*Input data:*
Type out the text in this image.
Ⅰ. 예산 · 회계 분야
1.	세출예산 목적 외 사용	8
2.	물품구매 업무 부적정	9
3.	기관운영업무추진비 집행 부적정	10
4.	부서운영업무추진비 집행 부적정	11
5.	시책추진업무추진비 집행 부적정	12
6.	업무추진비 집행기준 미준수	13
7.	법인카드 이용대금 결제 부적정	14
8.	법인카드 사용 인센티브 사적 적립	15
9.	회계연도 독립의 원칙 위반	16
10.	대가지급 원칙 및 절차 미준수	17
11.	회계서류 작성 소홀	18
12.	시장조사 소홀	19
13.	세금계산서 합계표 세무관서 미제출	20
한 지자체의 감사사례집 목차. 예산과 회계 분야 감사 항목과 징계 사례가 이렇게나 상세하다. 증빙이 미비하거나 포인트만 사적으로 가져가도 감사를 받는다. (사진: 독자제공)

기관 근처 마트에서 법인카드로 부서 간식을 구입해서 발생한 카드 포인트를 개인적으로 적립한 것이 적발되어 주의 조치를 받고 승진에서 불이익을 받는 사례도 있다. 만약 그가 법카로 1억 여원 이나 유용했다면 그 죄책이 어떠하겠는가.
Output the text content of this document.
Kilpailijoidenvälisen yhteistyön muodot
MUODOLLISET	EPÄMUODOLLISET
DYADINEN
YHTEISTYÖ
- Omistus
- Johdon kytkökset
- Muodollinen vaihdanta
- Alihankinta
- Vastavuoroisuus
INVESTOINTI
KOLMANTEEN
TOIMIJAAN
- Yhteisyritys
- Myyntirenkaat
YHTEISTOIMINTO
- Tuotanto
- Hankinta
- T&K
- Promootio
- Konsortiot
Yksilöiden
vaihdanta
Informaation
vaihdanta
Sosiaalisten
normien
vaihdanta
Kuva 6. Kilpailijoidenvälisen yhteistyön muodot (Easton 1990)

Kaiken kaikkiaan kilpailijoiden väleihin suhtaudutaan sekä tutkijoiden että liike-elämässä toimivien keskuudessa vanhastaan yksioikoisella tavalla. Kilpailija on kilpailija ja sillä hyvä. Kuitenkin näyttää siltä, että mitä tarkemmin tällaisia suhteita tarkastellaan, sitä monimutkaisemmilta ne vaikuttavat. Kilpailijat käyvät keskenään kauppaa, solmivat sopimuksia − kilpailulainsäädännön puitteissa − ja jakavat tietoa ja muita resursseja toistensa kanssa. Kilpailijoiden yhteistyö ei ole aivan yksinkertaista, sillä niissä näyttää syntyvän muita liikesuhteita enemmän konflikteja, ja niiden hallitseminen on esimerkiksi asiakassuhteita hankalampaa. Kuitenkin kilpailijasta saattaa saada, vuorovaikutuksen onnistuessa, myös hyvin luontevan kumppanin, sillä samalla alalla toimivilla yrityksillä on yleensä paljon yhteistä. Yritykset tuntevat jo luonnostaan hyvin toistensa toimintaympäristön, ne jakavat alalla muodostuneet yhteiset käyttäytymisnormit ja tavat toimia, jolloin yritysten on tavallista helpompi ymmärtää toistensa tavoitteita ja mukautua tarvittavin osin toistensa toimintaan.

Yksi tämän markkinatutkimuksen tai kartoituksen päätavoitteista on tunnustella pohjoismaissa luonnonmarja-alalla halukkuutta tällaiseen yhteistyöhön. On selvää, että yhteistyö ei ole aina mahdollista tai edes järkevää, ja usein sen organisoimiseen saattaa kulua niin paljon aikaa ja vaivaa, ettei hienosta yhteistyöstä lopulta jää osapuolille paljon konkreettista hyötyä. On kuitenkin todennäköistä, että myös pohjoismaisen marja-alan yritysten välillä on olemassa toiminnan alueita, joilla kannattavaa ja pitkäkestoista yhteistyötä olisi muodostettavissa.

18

*Your instructions:*
Everything from the line that contains "Output the text content of this document." through the end of the records must be duplicated exactly, and nothing outside that range.

*Written response:*
Output the text content of this document.
Kilpailijoidenvälisen yhteistyön muodot
MUODOLLISET	EPÄMUODOLLISET
DYADINEN
YHTEISTYÖ
- Omistus
- Johdon kytkökset
- Muodollinen vaihdanta
- Alihankinta
- Vastavuoroisuus
INVESTOINTI
KOLMANTEEN
TOIMIJAAN
- Yhteisyritys
- Myyntirenkaat
YHTEISTOIMINTO
- Tuotanto
- Hankinta
- T&K
- Promootio
- Konsortiot
Yksilöiden
vaihdanta
Informaation
vaihdanta
Sosiaalisten
normien
vaihdanta
Kuva 6. Kilpailijoidenvälisen yhteistyön muodot (Easton 1990)

Kaiken kaikkiaan kilpailijoiden väleihin suhtaudutaan sekä tutkijoiden että liike-elämässä toimivien keskuudessa vanhastaan yksioikoisella tavalla. Kilpailija on kilpailija ja sillä hyvä. Kuitenkin näyttää siltä, että mitä tarkemmin tällaisia suhteita tarkastellaan, sitä monimutkaisemmilta ne vaikuttavat. Kilpailijat käyvät keskenään kauppaa, solmivat sopimuksia − kilpailulainsäädännön puitteissa − ja jakavat tietoa ja muita resursseja toistensa kanssa. Kilpailijoiden yhteistyö ei ole aivan yksinkertaista, sillä niissä näyttää syntyvän muita liikesuhteita enemmän konflikteja, ja niiden hallitseminen on esimerkiksi asiakassuhteita hankalampaa. Kuitenkin kilpailijasta saattaa saada, vuorovaikutuksen onnistuessa, myös hyvin luontevan kumppanin, sillä samalla alalla toimivilla yrityksillä on yleensä paljon yhteistä. Yritykset tuntevat jo luonnostaan hyvin toistensa toimintaympäristön, ne jakavat alalla muodostuneet yhteiset käyttäytymisnormit ja tavat toimia, jolloin yritysten on tavallista helpompi ymmärtää toistensa tavoitteita ja mukautua tarvittavin osin toistensa toimintaan.

Yksi tämän markkinatutkimuksen tai kartoituksen päätavoitteista on tunnustella pohjoismaissa luonnonmarja-alalla halukkuutta tällaiseen yhteistyöhön. On selvää, että yhteistyö ei ole aina mahdollista tai edes järkevää, ja usein sen organisoimiseen saattaa kulua niin paljon aikaa ja vaivaa, ettei hienosta yhteistyöstä lopulta jää osapuolille paljon konkreettista hyötyä. On kuitenkin todennäköistä, että myös pohjoismaisen marja-alan yritysten välillä on olemassa toiminnan alueita, joilla kannattavaa ja pitkäkestoista yhteistyötä olisi muodostettavissa.

18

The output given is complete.